— Task —
Reproduce the listing below without changes, except that pictures are left out.

— Records for this exercise —
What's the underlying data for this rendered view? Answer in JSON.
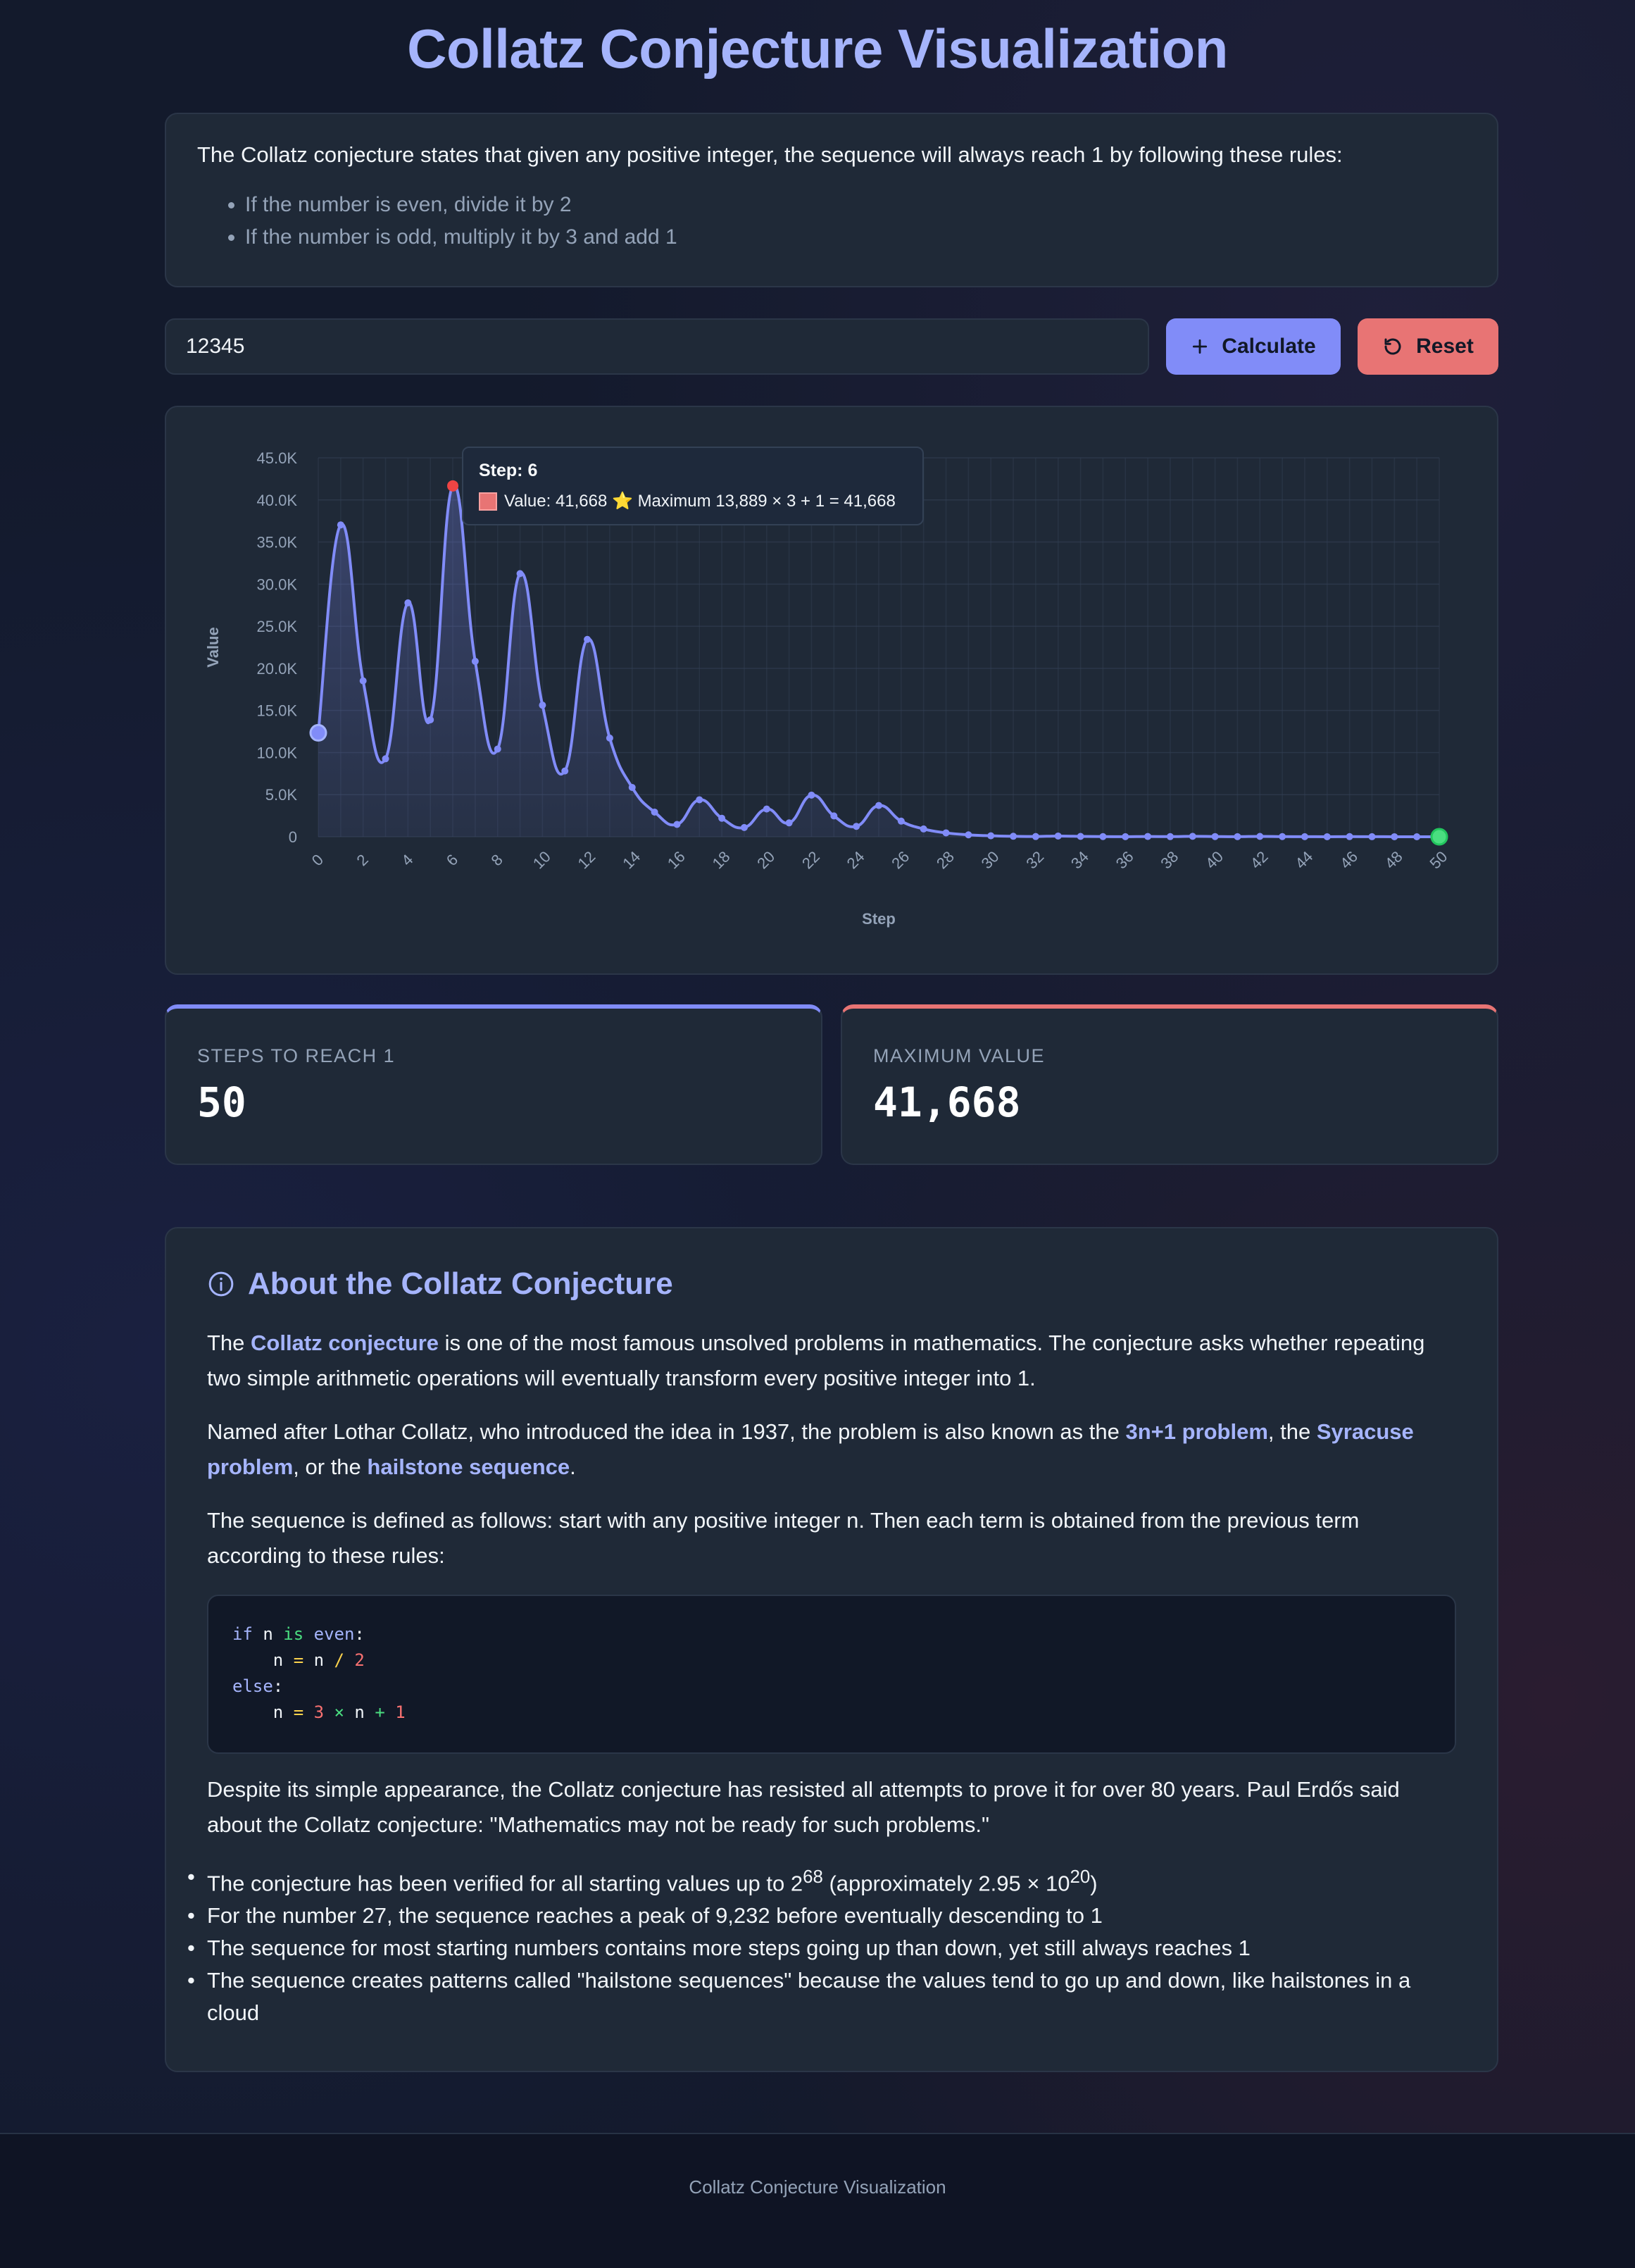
{
  "header": {
    "title": "Collatz Conjecture Visualization"
  },
  "intro": {
    "text": "The Collatz conjecture states that given any positive integer, the sequence will always reach 1 by following these rules:",
    "rules": [
      "If the number is even, divide it by 2",
      "If the number is odd, multiply it by 3 and add 1"
    ]
  },
  "controls": {
    "input_value": "12345",
    "calculate_label": "Calculate",
    "reset_label": "Reset"
  },
  "chart_data": {
    "type": "line",
    "xlabel": "Step",
    "ylabel": "Value",
    "ylim": [
      0,
      45000
    ],
    "xlim": [
      0,
      50
    ],
    "y_ticks": [
      "0",
      "5.0K",
      "10.0K",
      "15.0K",
      "20.0K",
      "25.0K",
      "30.0K",
      "35.0K",
      "40.0K",
      "45.0K"
    ],
    "x_ticks": [
      "0",
      "2",
      "4",
      "6",
      "8",
      "10",
      "12",
      "14",
      "16",
      "18",
      "20",
      "22",
      "24",
      "26",
      "28",
      "30",
      "32",
      "34",
      "36",
      "38",
      "40",
      "42",
      "44",
      "46",
      "48",
      "50"
    ],
    "grid": true,
    "series": [
      {
        "values": [
          12345,
          37036,
          18518,
          9259,
          27778,
          13889,
          41668,
          20834,
          10417,
          31252,
          15626,
          7813,
          23440,
          11720,
          5860,
          2930,
          1465,
          4396,
          2198,
          1099,
          3298,
          1649,
          4948,
          2474,
          1237,
          3712,
          1856,
          928,
          464,
          232,
          116,
          58,
          29,
          88,
          44,
          22,
          11,
          34,
          17,
          52,
          26,
          13,
          40,
          20,
          10,
          5,
          16,
          8,
          4,
          2,
          1
        ]
      }
    ],
    "highlight": {
      "step": 6,
      "value": 41668
    },
    "start_point": {
      "step": 0,
      "value": 12345
    },
    "end_point": {
      "step": 50,
      "value": 1
    },
    "colors": {
      "line": "#818cf8",
      "max": "#ef4444",
      "end": "#4ade80"
    },
    "tooltip": {
      "title": "Step: 6",
      "text": "Value: 41,668 ⭐ Maximum 13,889 × 3 + 1 = 41,668"
    }
  },
  "stats": {
    "steps_label": "STEPS TO REACH 1",
    "steps_value": "50",
    "max_label": "MAXIMUM VALUE",
    "max_value": "41,668"
  },
  "about": {
    "title": "About the Collatz Conjecture",
    "p1_pre": "The ",
    "p1_link": "Collatz conjecture",
    "p1_post": " is one of the most famous unsolved problems in mathematics. The conjecture asks whether repeating two simple arithmetic operations will eventually transform every positive integer into 1.",
    "p2_pre": "Named after Lothar Collatz, who introduced the idea in 1937, the problem is also known as the ",
    "p2_link1": "3n+1 problem",
    "p2_mid1": ", the ",
    "p2_link2": "Syracuse problem",
    "p2_mid2": ", or the ",
    "p2_link3": "hailstone sequence",
    "p2_end": ".",
    "p3": "The sequence is defined as follows: start with any positive integer n. Then each term is obtained from the previous term according to these rules:",
    "p4": "Despite its simple appearance, the Collatz conjecture has resisted all attempts to prove it for over 80 years. Paul Erdős said about the Collatz conjecture: \"Mathematics may not be ready for such problems.\"",
    "fact1_pre": "The conjecture has been verified for all starting values up to 2",
    "fact1_exp1": "68",
    "fact1_mid": " (approximately 2.95 × 10",
    "fact1_exp2": "20",
    "fact1_end": ")",
    "fact2": "For the number 27, the sequence reaches a peak of 9,232 before eventually descending to 1",
    "fact3": "The sequence for most starting numbers contains more steps going up than down, yet still always reaches 1",
    "fact4": "The sequence creates patterns called \"hailstone sequences\" because the values tend to go up and down, like hailstones in a cloud"
  },
  "code": {
    "l1_if": "if",
    "l1_n": "n",
    "l1_is": "is",
    "l1_even": "even",
    "l1_colon": ":",
    "l2_n": "n",
    "l2_eq": "=",
    "l2_n2": "n",
    "l2_div": "/",
    "l2_2": "2",
    "l3_else": "else",
    "l3_colon": ":",
    "l4_n": "n",
    "l4_eq": "=",
    "l4_3": "3",
    "l4_x": "×",
    "l4_n2": "n",
    "l4_plus": "+",
    "l4_1": "1"
  },
  "footer": {
    "text": "Collatz Conjecture Visualization"
  }
}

— Response —
What's the underlying data for this rendered view? Answer in JSON.
{
  "header": {
    "title": "Collatz Conjecture Visualization"
  },
  "intro": {
    "text": "The Collatz conjecture states that given any positive integer, the sequence will always reach 1 by following these rules:",
    "rules": [
      "If the number is even, divide it by 2",
      "If the number is odd, multiply it by 3 and add 1"
    ]
  },
  "controls": {
    "input_value": "12345",
    "calculate_label": "Calculate",
    "reset_label": "Reset"
  },
  "chart_data": {
    "type": "line",
    "xlabel": "Step",
    "ylabel": "Value",
    "ylim": [
      0,
      45000
    ],
    "xlim": [
      0,
      50
    ],
    "y_ticks": [
      "0",
      "5.0K",
      "10.0K",
      "15.0K",
      "20.0K",
      "25.0K",
      "30.0K",
      "35.0K",
      "40.0K",
      "45.0K"
    ],
    "x_ticks": [
      "0",
      "2",
      "4",
      "6",
      "8",
      "10",
      "12",
      "14",
      "16",
      "18",
      "20",
      "22",
      "24",
      "26",
      "28",
      "30",
      "32",
      "34",
      "36",
      "38",
      "40",
      "42",
      "44",
      "46",
      "48",
      "50"
    ],
    "grid": true,
    "series": [
      {
        "values": [
          12345,
          37036,
          18518,
          9259,
          27778,
          13889,
          41668,
          20834,
          10417,
          31252,
          15626,
          7813,
          23440,
          11720,
          5860,
          2930,
          1465,
          4396,
          2198,
          1099,
          3298,
          1649,
          4948,
          2474,
          1237,
          3712,
          1856,
          928,
          464,
          232,
          116,
          58,
          29,
          88,
          44,
          22,
          11,
          34,
          17,
          52,
          26,
          13,
          40,
          20,
          10,
          5,
          16,
          8,
          4,
          2,
          1
        ]
      }
    ],
    "highlight": {
      "step": 6,
      "value": 41668
    },
    "start_point": {
      "step": 0,
      "value": 12345
    },
    "end_point": {
      "step": 50,
      "value": 1
    },
    "colors": {
      "line": "#818cf8",
      "max": "#ef4444",
      "end": "#4ade80"
    },
    "tooltip": {
      "title": "Step: 6",
      "text": "Value: 41,668 ⭐ Maximum 13,889 × 3 + 1 = 41,668"
    }
  },
  "stats": {
    "steps_label": "STEPS TO REACH 1",
    "steps_value": "50",
    "max_label": "MAXIMUM VALUE",
    "max_value": "41,668"
  },
  "about": {
    "title": "About the Collatz Conjecture",
    "p1_pre": "The ",
    "p1_link": "Collatz conjecture",
    "p1_post": " is one of the most famous unsolved problems in mathematics. The conjecture asks whether repeating two simple arithmetic operations will eventually transform every positive integer into 1.",
    "p2_pre": "Named after Lothar Collatz, who introduced the idea in 1937, the problem is also known as the ",
    "p2_link1": "3n+1 problem",
    "p2_mid1": ", the ",
    "p2_link2": "Syracuse problem",
    "p2_mid2": ", or the ",
    "p2_link3": "hailstone sequence",
    "p2_end": ".",
    "p3": "The sequence is defined as follows: start with any positive integer n. Then each term is obtained from the previous term according to these rules:",
    "p4": "Despite its simple appearance, the Collatz conjecture has resisted all attempts to prove it for over 80 years. Paul Erdős said about the Collatz conjecture: \"Mathematics may not be ready for such problems.\"",
    "fact1_pre": "The conjecture has been verified for all starting values up to 2",
    "fact1_exp1": "68",
    "fact1_mid": " (approximately 2.95 × 10",
    "fact1_exp2": "20",
    "fact1_end": ")",
    "fact2": "For the number 27, the sequence reaches a peak of 9,232 before eventually descending to 1",
    "fact3": "The sequence for most starting numbers contains more steps going up than down, yet still always reaches 1",
    "fact4": "The sequence creates patterns called \"hailstone sequences\" because the values tend to go up and down, like hailstones in a cloud"
  },
  "code": {
    "l1_if": "if",
    "l1_n": "n",
    "l1_is": "is",
    "l1_even": "even",
    "l1_colon": ":",
    "l2_n": "n",
    "l2_eq": "=",
    "l2_n2": "n",
    "l2_div": "/",
    "l2_2": "2",
    "l3_else": "else",
    "l3_colon": ":",
    "l4_n": "n",
    "l4_eq": "=",
    "l4_3": "3",
    "l4_x": "×",
    "l4_n2": "n",
    "l4_plus": "+",
    "l4_1": "1"
  },
  "footer": {
    "text": "Collatz Conjecture Visualization"
  }
}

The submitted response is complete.